DIRECTIONS
Within the material below, find each line bearing the word "letters" and present it.

RECORDS FOR PROCESSING

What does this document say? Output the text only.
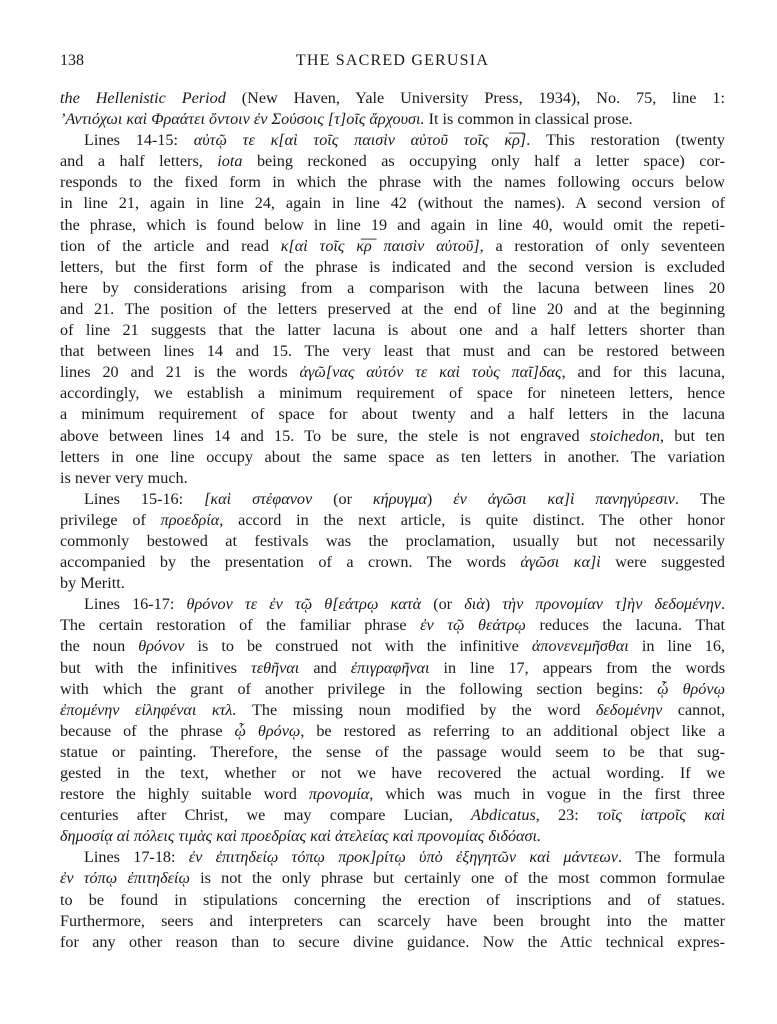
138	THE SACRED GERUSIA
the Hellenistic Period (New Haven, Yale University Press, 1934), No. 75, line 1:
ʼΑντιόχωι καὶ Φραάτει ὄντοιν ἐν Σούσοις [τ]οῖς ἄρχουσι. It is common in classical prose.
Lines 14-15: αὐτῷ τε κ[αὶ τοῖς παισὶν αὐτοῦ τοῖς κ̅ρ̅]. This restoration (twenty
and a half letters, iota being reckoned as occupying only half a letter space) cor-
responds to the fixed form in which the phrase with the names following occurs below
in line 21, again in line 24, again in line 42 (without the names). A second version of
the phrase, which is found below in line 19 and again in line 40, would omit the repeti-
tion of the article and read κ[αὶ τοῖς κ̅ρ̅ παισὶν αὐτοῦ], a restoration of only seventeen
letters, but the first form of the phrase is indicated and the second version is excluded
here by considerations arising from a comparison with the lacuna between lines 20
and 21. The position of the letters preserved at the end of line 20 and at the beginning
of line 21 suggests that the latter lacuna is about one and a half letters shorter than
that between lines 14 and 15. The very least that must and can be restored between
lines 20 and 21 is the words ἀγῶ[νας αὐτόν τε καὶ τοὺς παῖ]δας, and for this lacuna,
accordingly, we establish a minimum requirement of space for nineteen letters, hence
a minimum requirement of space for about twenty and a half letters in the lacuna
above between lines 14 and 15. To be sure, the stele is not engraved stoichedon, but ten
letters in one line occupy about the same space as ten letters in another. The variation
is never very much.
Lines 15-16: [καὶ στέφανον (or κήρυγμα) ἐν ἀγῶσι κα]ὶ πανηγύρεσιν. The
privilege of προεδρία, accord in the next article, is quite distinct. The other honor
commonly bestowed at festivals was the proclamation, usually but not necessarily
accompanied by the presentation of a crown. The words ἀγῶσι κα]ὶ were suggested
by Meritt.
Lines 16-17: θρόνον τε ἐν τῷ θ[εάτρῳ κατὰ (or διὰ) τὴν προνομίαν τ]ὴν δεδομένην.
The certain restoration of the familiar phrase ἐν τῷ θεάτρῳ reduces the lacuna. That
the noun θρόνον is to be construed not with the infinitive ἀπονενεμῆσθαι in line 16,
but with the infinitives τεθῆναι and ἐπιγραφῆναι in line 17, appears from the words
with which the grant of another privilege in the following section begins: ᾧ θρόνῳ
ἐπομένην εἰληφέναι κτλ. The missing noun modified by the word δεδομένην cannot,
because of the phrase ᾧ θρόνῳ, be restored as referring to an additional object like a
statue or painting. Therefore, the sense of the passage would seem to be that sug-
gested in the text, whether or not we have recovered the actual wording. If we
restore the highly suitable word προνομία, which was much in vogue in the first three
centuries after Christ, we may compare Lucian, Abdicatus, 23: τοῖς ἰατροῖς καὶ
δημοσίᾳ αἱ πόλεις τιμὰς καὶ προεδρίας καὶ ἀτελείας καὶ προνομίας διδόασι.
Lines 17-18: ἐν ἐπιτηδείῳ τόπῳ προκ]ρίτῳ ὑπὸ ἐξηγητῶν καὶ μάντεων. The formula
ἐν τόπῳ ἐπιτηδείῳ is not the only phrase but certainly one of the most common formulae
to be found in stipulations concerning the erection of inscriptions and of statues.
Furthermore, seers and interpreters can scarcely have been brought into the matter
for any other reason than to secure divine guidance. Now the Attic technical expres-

EXERCISE SOLUTION
and a half letters, iota being reckoned as occupying only half a letter space) cor-
letters, but the first form of the phrase is indicated and the second version is excluded
and 21. The position of the letters preserved at the end of line 20 and at the beginning
of line 21 suggests that the latter lacuna is about one and a half letters shorter than
accordingly, we establish a minimum requirement of space for nineteen letters, hence
a minimum requirement of space for about twenty and a half letters in the lacuna
letters in one line occupy about the same space as ten letters in another. The variation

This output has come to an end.